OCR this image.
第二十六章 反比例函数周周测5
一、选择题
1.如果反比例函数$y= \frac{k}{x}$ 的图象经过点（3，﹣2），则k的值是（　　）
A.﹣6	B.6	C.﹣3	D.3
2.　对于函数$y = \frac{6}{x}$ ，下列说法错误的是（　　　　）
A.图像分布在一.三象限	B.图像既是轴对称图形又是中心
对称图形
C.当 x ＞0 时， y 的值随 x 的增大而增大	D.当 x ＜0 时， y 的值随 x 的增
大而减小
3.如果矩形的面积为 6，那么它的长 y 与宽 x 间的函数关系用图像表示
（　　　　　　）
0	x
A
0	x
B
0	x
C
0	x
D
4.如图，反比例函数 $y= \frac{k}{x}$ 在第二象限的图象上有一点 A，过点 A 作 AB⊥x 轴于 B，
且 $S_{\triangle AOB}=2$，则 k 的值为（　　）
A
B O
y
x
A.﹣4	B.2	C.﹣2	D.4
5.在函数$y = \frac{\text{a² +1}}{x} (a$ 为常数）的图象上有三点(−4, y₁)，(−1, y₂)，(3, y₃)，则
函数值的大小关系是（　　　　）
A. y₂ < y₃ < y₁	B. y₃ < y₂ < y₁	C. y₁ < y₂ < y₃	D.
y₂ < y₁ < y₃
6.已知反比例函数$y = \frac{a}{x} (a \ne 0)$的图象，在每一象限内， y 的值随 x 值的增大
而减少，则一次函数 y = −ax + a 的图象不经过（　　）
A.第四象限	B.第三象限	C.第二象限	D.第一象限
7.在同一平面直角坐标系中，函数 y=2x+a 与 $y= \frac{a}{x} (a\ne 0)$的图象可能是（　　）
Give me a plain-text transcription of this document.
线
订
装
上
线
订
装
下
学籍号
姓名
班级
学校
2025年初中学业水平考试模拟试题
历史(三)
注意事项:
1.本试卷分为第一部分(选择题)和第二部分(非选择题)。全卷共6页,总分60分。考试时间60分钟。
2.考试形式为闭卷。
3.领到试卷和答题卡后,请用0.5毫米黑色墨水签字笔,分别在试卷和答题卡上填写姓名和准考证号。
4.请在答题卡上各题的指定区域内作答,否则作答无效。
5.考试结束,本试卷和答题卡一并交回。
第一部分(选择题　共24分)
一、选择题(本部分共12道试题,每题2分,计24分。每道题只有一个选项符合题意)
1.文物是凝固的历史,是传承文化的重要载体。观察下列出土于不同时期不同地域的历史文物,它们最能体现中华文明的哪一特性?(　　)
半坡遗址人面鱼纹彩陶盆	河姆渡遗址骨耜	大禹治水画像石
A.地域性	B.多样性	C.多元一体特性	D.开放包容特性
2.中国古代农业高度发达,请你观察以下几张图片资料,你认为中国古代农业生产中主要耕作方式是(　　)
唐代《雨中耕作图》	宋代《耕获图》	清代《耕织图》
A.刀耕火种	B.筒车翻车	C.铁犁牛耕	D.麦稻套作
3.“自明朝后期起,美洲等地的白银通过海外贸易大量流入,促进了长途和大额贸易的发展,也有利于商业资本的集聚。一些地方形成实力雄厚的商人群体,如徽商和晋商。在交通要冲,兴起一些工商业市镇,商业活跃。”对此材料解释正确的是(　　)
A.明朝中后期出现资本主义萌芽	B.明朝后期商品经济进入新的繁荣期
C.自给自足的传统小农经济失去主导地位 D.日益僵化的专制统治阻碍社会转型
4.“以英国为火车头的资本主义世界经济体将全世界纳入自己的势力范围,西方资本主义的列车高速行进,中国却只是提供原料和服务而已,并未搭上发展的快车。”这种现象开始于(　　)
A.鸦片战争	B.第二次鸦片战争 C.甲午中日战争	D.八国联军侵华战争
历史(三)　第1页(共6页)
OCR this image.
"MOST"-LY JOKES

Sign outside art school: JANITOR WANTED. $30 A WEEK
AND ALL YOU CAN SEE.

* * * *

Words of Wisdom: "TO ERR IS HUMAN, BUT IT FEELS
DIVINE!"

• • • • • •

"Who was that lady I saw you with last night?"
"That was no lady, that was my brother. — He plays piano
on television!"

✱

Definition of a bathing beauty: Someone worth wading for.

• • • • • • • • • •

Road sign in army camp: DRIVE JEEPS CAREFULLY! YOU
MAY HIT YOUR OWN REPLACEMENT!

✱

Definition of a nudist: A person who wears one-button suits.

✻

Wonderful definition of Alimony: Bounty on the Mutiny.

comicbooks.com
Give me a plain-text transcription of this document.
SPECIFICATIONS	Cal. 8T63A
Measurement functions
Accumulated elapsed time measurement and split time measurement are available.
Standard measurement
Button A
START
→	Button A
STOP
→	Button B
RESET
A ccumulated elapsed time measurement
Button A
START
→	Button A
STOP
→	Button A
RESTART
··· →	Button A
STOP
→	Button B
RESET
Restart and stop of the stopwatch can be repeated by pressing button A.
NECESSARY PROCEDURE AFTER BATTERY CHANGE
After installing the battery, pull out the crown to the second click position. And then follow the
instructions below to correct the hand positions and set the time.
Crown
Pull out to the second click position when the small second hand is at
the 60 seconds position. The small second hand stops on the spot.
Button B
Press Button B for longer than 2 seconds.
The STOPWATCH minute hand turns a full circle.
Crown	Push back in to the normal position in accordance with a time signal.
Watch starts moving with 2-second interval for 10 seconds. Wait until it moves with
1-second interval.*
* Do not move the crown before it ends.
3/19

============

## [GIVEN INSTRUCTION]
Copy out all of the lines above exactly.

## [RESULT FOR THIS TASK]
OCR this image.
第二十六章 反比例函数周周测5
一、选择题
1.如果反比例函数$y= \frac{k}{x}$ 的图象经过点（3，﹣2），则k的值是（　　）
A.﹣6	B.6	C.﹣3	D.3
2.　对于函数$y = \frac{6}{x}$ ，下列说法错误的是（　　　　）
A.图像分布在一.三象限	B.图像既是轴对称图形又是中心
对称图形
C.当 x ＞0 时， y 的值随 x 的增大而增大	D.当 x ＜0 时， y 的值随 x 的增
大而减小
3.如果矩形的面积为 6，那么它的长 y 与宽 x 间的函数关系用图像表示
（　　　　　　）
0	x
A
0	x
B
0	x
C
0	x
D
4.如图，反比例函数 $y= \frac{k}{x}$ 在第二象限的图象上有一点 A，过点 A 作 AB⊥x 轴于 B，
且 $S_{\triangle AOB}=2$，则 k 的值为（　　）
A
B O
y
x
A.﹣4	B.2	C.﹣2	D.4
5.在函数$y = \frac{\text{a² +1}}{x} (a$ 为常数）的图象上有三点(−4, y₁)，(−1, y₂)，(3, y₃)，则
函数值的大小关系是（　　　　）
A. y₂ < y₃ < y₁	B. y₃ < y₂ < y₁	C. y₁ < y₂ < y₃	D.
y₂ < y₁ < y₃
6.已知反比例函数$y = \frac{a}{x} (a \ne 0)$的图象，在每一象限内， y 的值随 x 值的增大
而减少，则一次函数 y = −ax + a 的图象不经过（　　）
A.第四象限	B.第三象限	C.第二象限	D.第一象限
7.在同一平面直角坐标系中，函数 y=2x+a 与 $y= \frac{a}{x} (a\ne 0)$的图象可能是（　　）
Give me a plain-text transcription of this document.
线
订
装
上
线
订
装
下
学籍号
姓名
班级
学校
2025年初中学业水平考试模拟试题
历史(三)
注意事项:
1.本试卷分为第一部分(选择题)和第二部分(非选择题)。全卷共6页,总分60分。考试时间60分钟。
2.考试形式为闭卷。
3.领到试卷和答题卡后,请用0.5毫米黑色墨水签字笔,分别在试卷和答题卡上填写姓名和准考证号。
4.请在答题卡上各题的指定区域内作答,否则作答无效。
5.考试结束,本试卷和答题卡一并交回。
第一部分(选择题　共24分)
一、选择题(本部分共12道试题,每题2分,计24分。每道题只有一个选项符合题意)
1.文物是凝固的历史,是传承文化的重要载体。观察下列出土于不同时期不同地域的历史文物,它们最能体现中华文明的哪一特性?(　　)
半坡遗址人面鱼纹彩陶盆	河姆渡遗址骨耜	大禹治水画像石
A.地域性	B.多样性	C.多元一体特性	D.开放包容特性
2.中国古代农业高度发达,请你观察以下几张图片资料,你认为中国古代农业生产中主要耕作方式是(　　)
唐代《雨中耕作图》	宋代《耕获图》	清代《耕织图》
A.刀耕火种	B.筒车翻车	C.铁犁牛耕	D.麦稻套作
3.“自明朝后期起,美洲等地的白银通过海外贸易大量流入,促进了长途和大额贸易的发展,也有利于商业资本的集聚。一些地方形成实力雄厚的商人群体,如徽商和晋商。在交通要冲,兴起一些工商业市镇,商业活跃。”对此材料解释正确的是(　　)
A.明朝中后期出现资本主义萌芽	B.明朝后期商品经济进入新的繁荣期
C.自给自足的传统小农经济失去主导地位 D.日益僵化的专制统治阻碍社会转型
4.“以英国为火车头的资本主义世界经济体将全世界纳入自己的势力范围,西方资本主义的列车高速行进,中国却只是提供原料和服务而已,并未搭上发展的快车。”这种现象开始于(　　)
A.鸦片战争	B.第二次鸦片战争 C.甲午中日战争	D.八国联军侵华战争
历史(三)　第1页(共6页)
OCR this image.
"MOST"-LY JOKES

Sign outside art school: JANITOR WANTED. $30 A WEEK
AND ALL YOU CAN SEE.

* * * *

Words of Wisdom: "TO ERR IS HUMAN, BUT IT FEELS
DIVINE!"

• • • • • •

"Who was that lady I saw you with last night?"
"That was no lady, that was my brother. — He plays piano
on television!"

✱

Definition of a bathing beauty: Someone worth wading for.

• • • • • • • • • •

Road sign in army camp: DRIVE JEEPS CAREFULLY! YOU
MAY HIT YOUR OWN REPLACEMENT!

✱

Definition of a nudist: A person who wears one-button suits.

✻

Wonderful definition of Alimony: Bounty on the Mutiny.

comicbooks.com
Give me a plain-text transcription of this document.
SPECIFICATIONS	Cal. 8T63A
Measurement functions
Accumulated elapsed time measurement and split time measurement are available.
Standard measurement
Button A
START
→	Button A
STOP
→	Button B
RESET
A ccumulated elapsed time measurement
Button A
START
→	Button A
STOP
→	Button A
RESTART
··· →	Button A
STOP
→	Button B
RESET
Restart and stop of the stopwatch can be repeated by pressing button A.
NECESSARY PROCEDURE AFTER BATTERY CHANGE
After installing the battery, pull out the crown to the second click position. And then follow the
instructions below to correct the hand positions and set the time.
Crown
Pull out to the second click position when the small second hand is at
the 60 seconds position. The small second hand stops on the spot.
Button B
Press Button B for longer than 2 seconds.
The STOPWATCH minute hand turns a full circle.
Crown	Push back in to the normal position in accordance with a time signal.
Watch starts moving with 2-second interval for 10 seconds. Wait until it moves with
1-second interval.*
* Do not move the crown before it ends.
3/19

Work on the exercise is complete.